[start of RECORD EXCERPTS]

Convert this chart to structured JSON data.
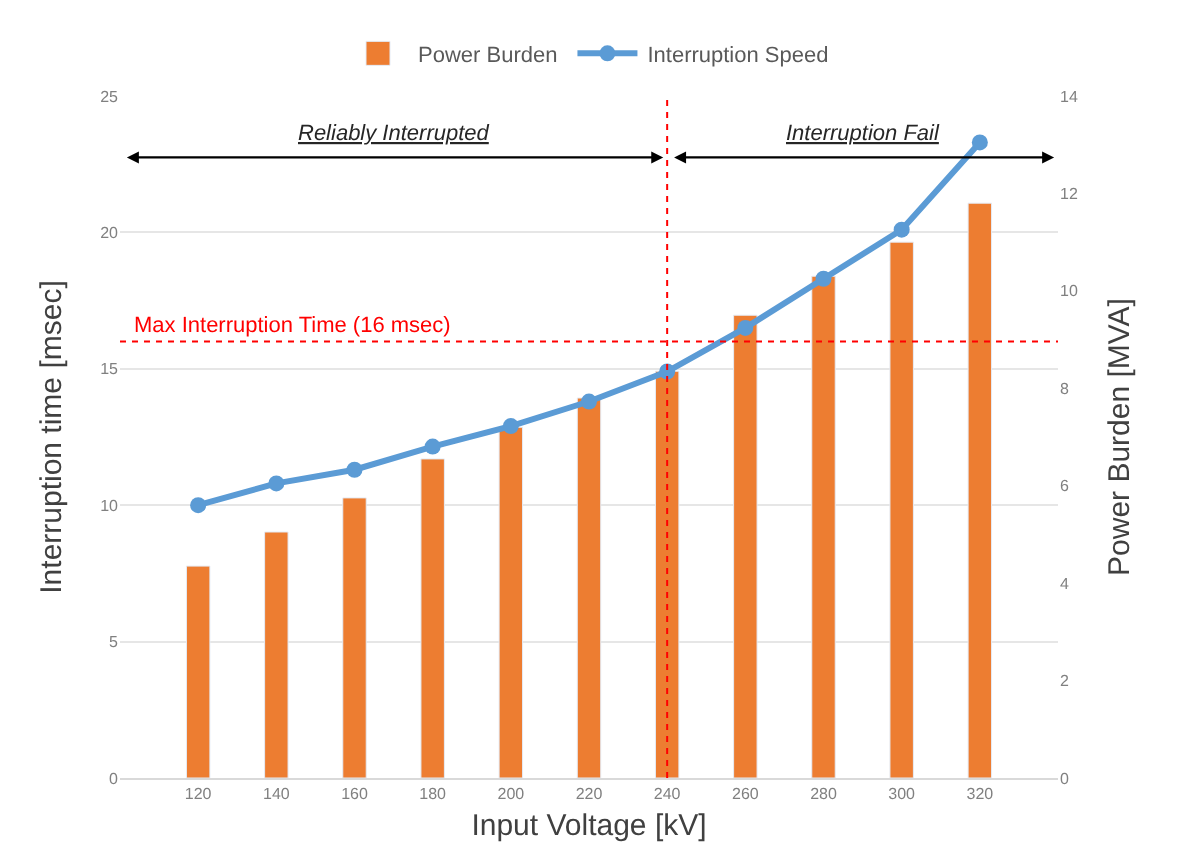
{
  "chart_data": {
    "type": "bar",
    "xlabel": "Input Voltage [kV]",
    "ylabel": "Interruption time [msec]",
    "y2label": "Power Burden [MVA]",
    "x": [
      120,
      140,
      160,
      180,
      200,
      220,
      240,
      260,
      280,
      300,
      320
    ],
    "xlim": [
      100,
      340
    ],
    "xticks": [
      120,
      140,
      160,
      180,
      200,
      220,
      240,
      260,
      280,
      300,
      320
    ],
    "ylim": [
      0,
      25
    ],
    "yticks": [
      0,
      5,
      10,
      15,
      20,
      25
    ],
    "y2lim": [
      0,
      14
    ],
    "y2ticks": [
      0,
      2,
      4,
      6,
      8,
      10,
      12,
      14
    ],
    "grid": "y",
    "legend": "top",
    "series": [
      {
        "name": "Power Burden",
        "axis": "y2",
        "color": "#ed7d31",
        "values": [
          4.35,
          5.05,
          5.75,
          6.55,
          7.2,
          7.8,
          8.35,
          9.5,
          10.3,
          11.0,
          11.8
        ]
      },
      {
        "name": "Interruption Speed",
        "type": "line",
        "axis": "y",
        "color": "#5b9bd5",
        "marker": "circle",
        "line_style": "solid",
        "values": [
          10.0,
          10.8,
          11.3,
          12.15,
          12.9,
          13.8,
          14.9,
          16.5,
          18.3,
          20.1,
          23.3
        ]
      }
    ],
    "ref_lines": [
      {
        "axis": "y",
        "value": 16,
        "label": "Max Interruption Time (16 msec)",
        "color": "#ff0000",
        "line_style": "dotted"
      },
      {
        "axis": "x",
        "value": 240,
        "color": "#ff0000",
        "line_style": "dotted"
      }
    ],
    "annotations": [
      "Reliably Interrupted",
      "Interruption Fail"
    ]
  }
}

[end of RECORD EXCERPTS]

**TASK REQUIREMENTS:** Please transcribe the material above exactly as written. Leave the pictures out.

**SOLUTION FOR THIS TASK:**
Convert this chart to structured JSON data.
{
  "chart_data": {
    "type": "bar",
    "xlabel": "Input Voltage [kV]",
    "ylabel": "Interruption time [msec]",
    "y2label": "Power Burden [MVA]",
    "x": [
      120,
      140,
      160,
      180,
      200,
      220,
      240,
      260,
      280,
      300,
      320
    ],
    "xlim": [
      100,
      340
    ],
    "xticks": [
      120,
      140,
      160,
      180,
      200,
      220,
      240,
      260,
      280,
      300,
      320
    ],
    "ylim": [
      0,
      25
    ],
    "yticks": [
      0,
      5,
      10,
      15,
      20,
      25
    ],
    "y2lim": [
      0,
      14
    ],
    "y2ticks": [
      0,
      2,
      4,
      6,
      8,
      10,
      12,
      14
    ],
    "grid": "y",
    "legend": "top",
    "series": [
      {
        "name": "Power Burden",
        "axis": "y2",
        "color": "#ed7d31",
        "values": [
          4.35,
          5.05,
          5.75,
          6.55,
          7.2,
          7.8,
          8.35,
          9.5,
          10.3,
          11.0,
          11.8
        ]
      },
      {
        "name": "Interruption Speed",
        "type": "line",
        "axis": "y",
        "color": "#5b9bd5",
        "marker": "circle",
        "line_style": "solid",
        "values": [
          10.0,
          10.8,
          11.3,
          12.15,
          12.9,
          13.8,
          14.9,
          16.5,
          18.3,
          20.1,
          23.3
        ]
      }
    ],
    "ref_lines": [
      {
        "axis": "y",
        "value": 16,
        "label": "Max Interruption Time (16 msec)",
        "color": "#ff0000",
        "line_style": "dotted"
      },
      {
        "axis": "x",
        "value": 240,
        "color": "#ff0000",
        "line_style": "dotted"
      }
    ],
    "annotations": [
      "Reliably Interrupted",
      "Interruption Fail"
    ]
  }
}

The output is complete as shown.